WHAT YOU HAVE TO DO:
Gather all lines from the material that contain the word "image".

PROVIDED ENTRIES:
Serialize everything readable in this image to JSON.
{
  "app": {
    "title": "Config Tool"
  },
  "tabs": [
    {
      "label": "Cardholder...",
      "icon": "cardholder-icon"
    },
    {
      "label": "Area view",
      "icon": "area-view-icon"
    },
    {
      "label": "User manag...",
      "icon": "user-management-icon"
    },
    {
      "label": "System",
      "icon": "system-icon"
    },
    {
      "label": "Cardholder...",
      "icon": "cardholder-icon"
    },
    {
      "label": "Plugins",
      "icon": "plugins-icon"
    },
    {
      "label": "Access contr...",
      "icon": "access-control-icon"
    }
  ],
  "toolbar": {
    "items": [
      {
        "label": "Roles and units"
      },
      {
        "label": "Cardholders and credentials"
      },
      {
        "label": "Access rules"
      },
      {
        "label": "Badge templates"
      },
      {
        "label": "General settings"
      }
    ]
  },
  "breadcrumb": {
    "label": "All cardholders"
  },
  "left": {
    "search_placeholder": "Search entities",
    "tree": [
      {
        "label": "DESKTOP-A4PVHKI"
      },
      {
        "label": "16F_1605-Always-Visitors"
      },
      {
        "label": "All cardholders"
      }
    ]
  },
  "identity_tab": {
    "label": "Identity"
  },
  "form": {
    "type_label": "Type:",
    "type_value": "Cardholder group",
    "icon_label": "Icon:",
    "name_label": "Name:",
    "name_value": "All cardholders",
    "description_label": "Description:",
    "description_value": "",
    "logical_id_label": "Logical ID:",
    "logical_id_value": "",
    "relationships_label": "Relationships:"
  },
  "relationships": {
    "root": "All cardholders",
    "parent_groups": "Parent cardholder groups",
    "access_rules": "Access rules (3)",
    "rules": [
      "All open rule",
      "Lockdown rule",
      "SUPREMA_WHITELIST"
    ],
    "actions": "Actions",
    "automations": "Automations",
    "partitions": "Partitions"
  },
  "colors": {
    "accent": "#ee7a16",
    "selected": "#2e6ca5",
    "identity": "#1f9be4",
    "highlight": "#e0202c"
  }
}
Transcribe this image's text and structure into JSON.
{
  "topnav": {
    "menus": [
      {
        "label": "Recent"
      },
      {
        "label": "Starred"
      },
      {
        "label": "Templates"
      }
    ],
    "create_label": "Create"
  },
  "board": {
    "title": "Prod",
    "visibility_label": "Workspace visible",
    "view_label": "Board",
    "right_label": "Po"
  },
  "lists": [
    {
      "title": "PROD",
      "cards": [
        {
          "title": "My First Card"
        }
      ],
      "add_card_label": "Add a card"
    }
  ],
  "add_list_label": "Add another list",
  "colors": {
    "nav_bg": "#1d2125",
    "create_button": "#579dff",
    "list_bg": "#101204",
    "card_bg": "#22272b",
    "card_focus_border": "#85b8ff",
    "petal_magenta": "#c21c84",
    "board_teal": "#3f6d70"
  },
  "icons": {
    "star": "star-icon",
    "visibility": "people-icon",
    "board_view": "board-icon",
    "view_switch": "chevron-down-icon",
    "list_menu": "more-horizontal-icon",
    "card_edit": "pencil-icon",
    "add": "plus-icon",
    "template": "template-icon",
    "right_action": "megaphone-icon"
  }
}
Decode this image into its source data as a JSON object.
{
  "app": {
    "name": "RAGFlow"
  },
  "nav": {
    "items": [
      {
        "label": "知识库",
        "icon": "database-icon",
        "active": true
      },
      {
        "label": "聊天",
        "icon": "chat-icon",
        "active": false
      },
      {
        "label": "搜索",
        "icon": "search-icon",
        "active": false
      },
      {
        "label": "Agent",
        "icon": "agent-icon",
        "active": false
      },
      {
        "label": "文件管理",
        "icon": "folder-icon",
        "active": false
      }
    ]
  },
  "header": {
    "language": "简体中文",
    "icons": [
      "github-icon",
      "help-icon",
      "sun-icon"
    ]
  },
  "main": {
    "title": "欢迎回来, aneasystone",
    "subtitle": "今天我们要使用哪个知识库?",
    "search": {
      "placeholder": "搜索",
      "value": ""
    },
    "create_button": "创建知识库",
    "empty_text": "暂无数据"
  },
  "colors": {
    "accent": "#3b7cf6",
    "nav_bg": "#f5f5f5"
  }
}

SOLUTION BELOW:
Serialize everything readable in this image to JSON.
Transcribe this image's text and structure into JSON.
Decode this image into its source data as a JSON object.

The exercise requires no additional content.